» **SHORT PROBLEM**
Below are entries; tally how many lines hold the string "content" and answer with only that figure.

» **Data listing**
------------------------------------

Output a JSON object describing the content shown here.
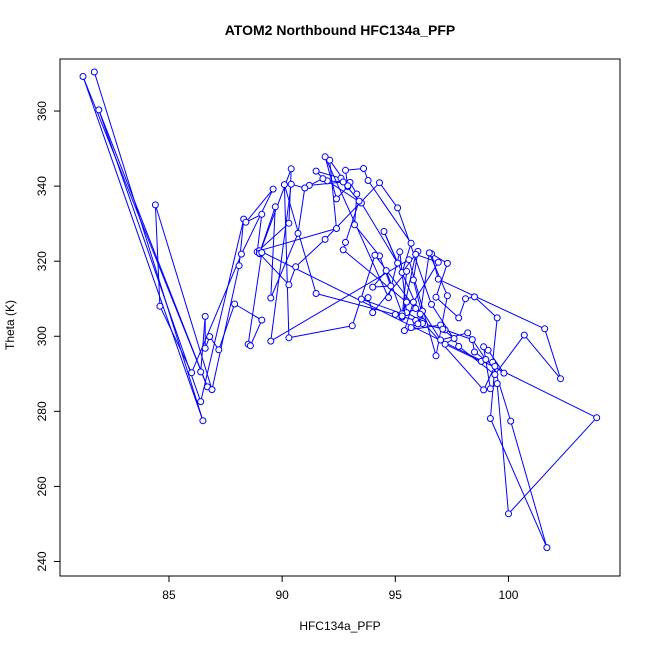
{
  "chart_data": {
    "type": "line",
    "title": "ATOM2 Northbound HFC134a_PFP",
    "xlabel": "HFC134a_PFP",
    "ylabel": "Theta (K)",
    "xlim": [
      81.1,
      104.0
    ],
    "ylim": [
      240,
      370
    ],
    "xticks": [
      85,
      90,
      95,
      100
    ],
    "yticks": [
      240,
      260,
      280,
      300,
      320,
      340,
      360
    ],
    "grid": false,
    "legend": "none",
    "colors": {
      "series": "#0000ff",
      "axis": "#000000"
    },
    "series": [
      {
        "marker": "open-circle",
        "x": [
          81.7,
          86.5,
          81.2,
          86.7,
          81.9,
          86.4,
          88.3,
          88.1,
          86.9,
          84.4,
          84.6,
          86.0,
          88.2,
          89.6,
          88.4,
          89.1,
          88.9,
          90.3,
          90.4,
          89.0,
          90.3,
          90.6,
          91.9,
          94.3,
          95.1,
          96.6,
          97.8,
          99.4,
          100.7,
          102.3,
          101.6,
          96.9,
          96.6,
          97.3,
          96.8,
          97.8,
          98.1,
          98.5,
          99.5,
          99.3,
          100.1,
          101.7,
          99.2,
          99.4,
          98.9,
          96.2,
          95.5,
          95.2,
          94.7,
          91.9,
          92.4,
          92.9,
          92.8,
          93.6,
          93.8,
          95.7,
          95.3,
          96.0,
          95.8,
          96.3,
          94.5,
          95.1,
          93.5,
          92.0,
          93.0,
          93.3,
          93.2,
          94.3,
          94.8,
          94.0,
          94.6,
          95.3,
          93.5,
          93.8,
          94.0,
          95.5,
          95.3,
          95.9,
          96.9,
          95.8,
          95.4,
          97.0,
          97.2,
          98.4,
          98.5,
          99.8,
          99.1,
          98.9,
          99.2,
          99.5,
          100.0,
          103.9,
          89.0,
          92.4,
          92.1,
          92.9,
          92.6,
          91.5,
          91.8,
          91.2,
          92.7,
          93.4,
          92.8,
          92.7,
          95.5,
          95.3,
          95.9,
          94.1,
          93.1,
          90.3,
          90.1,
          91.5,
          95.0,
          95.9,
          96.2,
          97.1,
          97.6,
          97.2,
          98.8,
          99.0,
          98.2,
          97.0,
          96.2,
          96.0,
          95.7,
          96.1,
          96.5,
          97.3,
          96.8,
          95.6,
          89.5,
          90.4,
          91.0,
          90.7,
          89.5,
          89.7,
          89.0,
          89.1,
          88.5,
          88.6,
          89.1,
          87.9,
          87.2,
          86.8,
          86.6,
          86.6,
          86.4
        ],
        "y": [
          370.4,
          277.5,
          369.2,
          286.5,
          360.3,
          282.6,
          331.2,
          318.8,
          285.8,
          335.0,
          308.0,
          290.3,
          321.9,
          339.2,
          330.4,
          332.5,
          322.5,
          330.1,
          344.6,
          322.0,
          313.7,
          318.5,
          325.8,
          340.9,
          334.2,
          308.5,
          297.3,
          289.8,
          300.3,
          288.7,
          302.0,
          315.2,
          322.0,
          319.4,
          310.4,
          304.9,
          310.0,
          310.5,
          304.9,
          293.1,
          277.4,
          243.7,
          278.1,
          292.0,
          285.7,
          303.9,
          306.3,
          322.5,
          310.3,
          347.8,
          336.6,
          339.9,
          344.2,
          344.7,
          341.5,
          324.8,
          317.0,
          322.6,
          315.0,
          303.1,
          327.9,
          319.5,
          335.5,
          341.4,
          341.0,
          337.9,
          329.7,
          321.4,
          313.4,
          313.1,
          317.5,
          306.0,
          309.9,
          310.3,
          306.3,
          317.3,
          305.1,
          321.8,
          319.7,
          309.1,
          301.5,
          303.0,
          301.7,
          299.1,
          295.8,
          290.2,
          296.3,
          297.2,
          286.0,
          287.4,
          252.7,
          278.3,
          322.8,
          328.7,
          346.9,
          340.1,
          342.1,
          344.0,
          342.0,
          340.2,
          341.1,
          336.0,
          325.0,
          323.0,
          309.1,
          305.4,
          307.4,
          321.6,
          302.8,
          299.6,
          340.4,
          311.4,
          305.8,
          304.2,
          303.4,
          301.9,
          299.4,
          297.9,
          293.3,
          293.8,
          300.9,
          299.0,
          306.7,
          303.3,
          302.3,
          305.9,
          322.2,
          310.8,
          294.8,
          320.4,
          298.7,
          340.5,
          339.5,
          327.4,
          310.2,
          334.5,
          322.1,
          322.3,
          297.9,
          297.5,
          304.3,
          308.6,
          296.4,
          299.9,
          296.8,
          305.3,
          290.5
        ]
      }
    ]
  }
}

------------------------------------

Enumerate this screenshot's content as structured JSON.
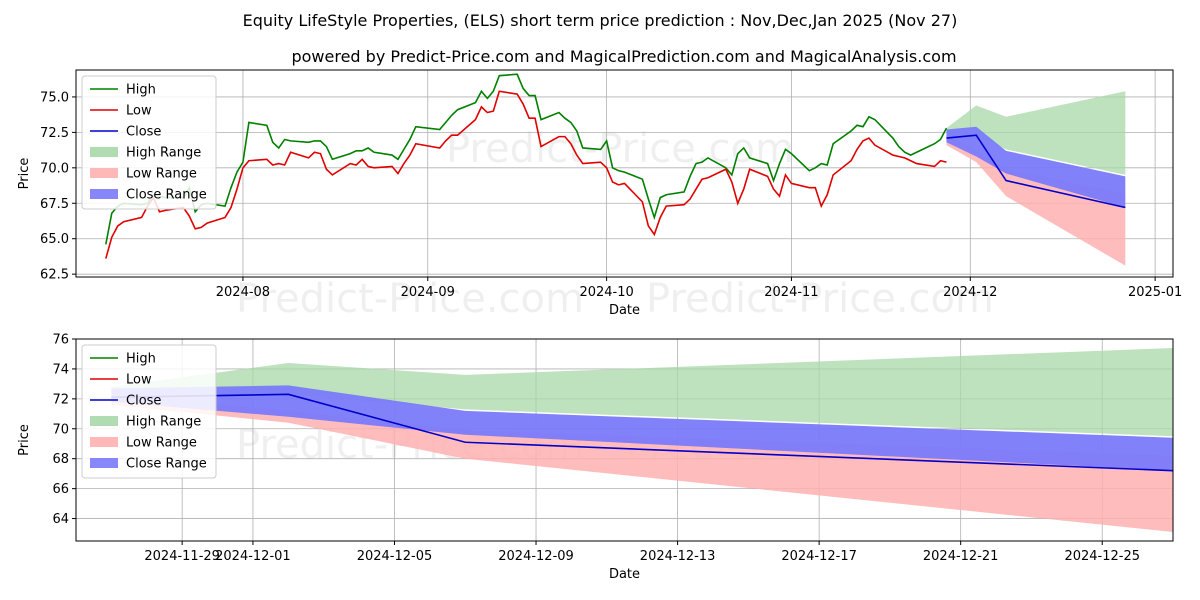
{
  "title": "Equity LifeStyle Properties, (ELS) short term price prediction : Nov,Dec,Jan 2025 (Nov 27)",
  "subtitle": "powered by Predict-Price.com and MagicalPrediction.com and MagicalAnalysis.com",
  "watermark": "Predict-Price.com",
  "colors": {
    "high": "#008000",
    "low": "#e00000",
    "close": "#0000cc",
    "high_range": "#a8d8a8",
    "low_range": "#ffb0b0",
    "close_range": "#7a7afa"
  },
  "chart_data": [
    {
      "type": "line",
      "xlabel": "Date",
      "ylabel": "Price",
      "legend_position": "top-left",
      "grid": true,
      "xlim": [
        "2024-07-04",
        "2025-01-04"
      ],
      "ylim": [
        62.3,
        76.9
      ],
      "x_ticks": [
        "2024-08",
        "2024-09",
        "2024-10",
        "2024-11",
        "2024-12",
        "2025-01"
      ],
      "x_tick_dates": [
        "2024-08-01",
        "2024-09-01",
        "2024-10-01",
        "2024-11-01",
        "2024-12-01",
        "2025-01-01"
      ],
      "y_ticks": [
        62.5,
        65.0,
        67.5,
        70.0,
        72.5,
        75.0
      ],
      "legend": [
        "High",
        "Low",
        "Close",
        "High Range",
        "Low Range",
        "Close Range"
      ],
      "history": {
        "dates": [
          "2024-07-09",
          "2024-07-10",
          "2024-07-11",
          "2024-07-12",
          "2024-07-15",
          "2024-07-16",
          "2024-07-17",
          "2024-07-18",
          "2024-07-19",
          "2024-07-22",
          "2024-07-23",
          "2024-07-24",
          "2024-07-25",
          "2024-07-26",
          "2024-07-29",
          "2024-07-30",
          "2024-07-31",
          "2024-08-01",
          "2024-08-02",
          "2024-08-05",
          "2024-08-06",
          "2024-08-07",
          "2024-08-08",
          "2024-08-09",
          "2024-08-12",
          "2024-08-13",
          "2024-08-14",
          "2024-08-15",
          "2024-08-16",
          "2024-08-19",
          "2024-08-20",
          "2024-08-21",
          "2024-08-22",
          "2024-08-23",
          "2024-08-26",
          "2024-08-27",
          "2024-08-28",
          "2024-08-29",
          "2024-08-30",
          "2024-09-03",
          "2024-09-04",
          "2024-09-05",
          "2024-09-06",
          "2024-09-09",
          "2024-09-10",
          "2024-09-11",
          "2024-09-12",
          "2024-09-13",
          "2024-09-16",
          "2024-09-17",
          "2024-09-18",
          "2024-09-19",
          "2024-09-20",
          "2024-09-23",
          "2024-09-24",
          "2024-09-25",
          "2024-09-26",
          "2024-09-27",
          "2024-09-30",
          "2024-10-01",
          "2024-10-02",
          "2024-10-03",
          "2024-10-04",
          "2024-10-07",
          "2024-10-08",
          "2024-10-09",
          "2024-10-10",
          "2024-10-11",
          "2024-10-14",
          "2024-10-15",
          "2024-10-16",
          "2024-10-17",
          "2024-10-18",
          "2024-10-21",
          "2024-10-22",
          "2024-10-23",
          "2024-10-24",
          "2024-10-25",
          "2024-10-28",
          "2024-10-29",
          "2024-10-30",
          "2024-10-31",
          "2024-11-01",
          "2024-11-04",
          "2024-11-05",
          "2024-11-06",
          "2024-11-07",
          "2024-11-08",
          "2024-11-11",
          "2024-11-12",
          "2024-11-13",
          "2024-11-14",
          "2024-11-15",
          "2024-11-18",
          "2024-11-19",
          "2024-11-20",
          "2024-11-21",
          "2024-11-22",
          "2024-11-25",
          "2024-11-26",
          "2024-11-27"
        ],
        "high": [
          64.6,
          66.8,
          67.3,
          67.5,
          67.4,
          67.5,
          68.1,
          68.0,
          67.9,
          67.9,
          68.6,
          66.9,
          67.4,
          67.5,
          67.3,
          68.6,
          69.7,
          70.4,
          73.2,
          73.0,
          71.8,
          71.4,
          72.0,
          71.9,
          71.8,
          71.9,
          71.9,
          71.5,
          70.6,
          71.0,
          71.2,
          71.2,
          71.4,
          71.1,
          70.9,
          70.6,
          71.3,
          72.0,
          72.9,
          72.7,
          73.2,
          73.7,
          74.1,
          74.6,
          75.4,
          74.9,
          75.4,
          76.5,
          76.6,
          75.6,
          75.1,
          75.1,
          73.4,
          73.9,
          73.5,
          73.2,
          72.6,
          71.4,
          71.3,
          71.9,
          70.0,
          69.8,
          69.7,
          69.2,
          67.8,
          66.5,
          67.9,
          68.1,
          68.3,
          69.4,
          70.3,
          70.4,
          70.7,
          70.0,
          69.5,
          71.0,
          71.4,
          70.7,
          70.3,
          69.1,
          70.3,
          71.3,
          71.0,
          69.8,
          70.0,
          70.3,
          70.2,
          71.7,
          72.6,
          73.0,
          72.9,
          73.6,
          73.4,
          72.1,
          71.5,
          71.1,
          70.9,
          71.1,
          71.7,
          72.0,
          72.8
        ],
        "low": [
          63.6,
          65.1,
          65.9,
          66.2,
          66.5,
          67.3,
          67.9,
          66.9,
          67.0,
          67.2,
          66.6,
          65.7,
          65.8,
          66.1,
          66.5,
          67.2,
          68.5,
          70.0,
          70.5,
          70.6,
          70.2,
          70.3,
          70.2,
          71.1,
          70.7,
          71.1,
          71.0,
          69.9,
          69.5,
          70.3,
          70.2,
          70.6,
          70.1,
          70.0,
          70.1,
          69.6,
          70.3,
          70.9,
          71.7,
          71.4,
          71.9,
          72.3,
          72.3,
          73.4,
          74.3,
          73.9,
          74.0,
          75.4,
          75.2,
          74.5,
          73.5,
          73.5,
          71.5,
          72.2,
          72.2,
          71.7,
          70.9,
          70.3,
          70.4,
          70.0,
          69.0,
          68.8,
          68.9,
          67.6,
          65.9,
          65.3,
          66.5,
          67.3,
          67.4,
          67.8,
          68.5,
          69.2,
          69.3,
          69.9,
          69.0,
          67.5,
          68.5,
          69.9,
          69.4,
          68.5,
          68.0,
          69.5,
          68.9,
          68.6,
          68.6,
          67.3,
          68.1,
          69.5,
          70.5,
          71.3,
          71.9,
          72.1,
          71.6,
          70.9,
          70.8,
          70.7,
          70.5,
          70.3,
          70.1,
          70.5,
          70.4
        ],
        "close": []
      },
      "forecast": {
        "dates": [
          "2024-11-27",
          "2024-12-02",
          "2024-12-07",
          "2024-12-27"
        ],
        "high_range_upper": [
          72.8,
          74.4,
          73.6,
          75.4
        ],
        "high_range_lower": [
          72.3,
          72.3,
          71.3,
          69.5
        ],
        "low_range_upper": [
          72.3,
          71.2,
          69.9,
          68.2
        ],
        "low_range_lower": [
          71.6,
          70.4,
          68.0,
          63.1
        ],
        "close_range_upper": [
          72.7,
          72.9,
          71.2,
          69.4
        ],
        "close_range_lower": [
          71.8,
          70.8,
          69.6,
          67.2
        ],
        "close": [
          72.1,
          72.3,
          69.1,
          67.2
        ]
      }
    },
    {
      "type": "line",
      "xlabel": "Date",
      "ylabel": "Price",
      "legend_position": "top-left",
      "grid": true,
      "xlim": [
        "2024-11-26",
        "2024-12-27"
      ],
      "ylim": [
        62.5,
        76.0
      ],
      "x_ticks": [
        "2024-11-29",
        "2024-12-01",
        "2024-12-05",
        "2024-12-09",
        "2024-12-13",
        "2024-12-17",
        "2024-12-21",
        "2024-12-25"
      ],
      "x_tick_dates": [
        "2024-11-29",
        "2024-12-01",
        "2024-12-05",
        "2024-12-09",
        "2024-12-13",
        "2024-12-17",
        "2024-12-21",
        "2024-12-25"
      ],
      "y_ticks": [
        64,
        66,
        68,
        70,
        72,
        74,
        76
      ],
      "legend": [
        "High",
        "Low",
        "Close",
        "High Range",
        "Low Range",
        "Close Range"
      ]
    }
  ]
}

------------------------------------

» **CORRECT ANSWER**
2